[Work required]
List, from the lines below, each one with "title" in it.

[Listed entries]
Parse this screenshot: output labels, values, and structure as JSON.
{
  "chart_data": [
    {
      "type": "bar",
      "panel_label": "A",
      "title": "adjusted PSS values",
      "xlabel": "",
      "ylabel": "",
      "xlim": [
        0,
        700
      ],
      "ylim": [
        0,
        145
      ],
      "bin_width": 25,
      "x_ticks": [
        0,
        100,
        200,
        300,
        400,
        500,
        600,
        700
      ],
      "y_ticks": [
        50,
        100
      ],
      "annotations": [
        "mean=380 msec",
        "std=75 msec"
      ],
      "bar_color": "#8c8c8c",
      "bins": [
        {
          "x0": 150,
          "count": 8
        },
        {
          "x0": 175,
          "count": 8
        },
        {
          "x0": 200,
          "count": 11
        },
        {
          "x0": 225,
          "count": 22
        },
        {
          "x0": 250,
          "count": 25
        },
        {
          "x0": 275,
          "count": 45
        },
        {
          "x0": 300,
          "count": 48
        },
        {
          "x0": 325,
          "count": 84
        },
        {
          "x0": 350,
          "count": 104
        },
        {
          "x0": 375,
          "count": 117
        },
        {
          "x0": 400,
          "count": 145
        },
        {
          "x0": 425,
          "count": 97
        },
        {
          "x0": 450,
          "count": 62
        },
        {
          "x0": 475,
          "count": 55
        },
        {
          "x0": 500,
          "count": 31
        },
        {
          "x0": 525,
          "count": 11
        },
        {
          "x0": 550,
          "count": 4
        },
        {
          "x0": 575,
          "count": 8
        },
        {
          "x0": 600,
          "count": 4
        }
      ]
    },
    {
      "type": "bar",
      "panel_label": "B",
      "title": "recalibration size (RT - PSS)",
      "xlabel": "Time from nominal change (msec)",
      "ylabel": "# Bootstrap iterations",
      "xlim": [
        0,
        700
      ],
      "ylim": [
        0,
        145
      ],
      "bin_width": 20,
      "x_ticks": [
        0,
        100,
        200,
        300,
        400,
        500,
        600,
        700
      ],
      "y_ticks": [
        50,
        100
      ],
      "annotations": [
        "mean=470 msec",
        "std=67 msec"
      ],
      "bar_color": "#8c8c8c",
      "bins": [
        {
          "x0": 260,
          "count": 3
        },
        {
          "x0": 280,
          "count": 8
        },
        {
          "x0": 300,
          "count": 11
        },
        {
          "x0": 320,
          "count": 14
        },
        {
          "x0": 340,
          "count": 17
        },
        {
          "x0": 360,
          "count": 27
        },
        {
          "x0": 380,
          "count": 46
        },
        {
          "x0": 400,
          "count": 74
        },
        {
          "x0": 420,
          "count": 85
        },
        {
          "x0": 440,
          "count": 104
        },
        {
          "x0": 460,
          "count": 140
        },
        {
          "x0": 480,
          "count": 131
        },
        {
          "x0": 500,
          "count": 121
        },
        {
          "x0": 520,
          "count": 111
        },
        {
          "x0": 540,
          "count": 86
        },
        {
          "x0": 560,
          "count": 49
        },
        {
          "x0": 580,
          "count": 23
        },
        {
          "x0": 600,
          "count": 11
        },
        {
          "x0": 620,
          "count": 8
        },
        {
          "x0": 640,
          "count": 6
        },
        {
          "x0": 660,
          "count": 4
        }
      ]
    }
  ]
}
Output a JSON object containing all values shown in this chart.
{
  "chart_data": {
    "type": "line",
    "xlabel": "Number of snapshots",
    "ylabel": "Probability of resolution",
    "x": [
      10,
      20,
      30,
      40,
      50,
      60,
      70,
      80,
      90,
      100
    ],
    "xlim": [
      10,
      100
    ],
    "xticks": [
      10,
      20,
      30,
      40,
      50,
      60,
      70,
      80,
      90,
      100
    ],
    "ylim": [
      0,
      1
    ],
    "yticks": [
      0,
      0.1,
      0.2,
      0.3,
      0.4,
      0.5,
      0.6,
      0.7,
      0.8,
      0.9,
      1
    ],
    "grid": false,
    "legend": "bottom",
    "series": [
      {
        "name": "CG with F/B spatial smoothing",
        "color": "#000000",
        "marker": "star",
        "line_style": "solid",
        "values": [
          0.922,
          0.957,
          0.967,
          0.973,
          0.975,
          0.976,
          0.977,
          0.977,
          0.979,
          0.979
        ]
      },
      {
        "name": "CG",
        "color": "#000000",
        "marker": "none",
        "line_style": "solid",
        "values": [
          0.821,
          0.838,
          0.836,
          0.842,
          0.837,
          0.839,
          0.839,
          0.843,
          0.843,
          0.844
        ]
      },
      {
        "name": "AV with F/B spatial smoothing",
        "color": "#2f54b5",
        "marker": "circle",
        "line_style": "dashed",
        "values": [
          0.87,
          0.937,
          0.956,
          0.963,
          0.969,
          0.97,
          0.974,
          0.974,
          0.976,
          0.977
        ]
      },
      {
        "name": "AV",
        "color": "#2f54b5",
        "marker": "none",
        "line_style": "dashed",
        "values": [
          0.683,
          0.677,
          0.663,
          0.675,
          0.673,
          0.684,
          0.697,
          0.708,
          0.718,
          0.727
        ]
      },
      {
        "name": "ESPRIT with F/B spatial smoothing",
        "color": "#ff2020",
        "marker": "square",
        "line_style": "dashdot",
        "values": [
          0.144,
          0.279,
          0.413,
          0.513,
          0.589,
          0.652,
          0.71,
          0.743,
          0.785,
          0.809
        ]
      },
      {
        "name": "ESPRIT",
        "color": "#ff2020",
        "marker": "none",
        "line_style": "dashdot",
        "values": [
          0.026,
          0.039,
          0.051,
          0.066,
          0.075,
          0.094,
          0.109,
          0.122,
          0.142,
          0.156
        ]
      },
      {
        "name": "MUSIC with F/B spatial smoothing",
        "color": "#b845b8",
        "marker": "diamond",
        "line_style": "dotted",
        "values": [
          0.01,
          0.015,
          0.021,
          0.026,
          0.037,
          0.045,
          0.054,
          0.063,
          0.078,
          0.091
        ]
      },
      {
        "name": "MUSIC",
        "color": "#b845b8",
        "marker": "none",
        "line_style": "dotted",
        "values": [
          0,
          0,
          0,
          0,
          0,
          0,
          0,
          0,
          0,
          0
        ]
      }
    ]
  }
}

[Written response]
      "title": "adjusted PSS values",
      "title": "recalibration size (RT - PSS)",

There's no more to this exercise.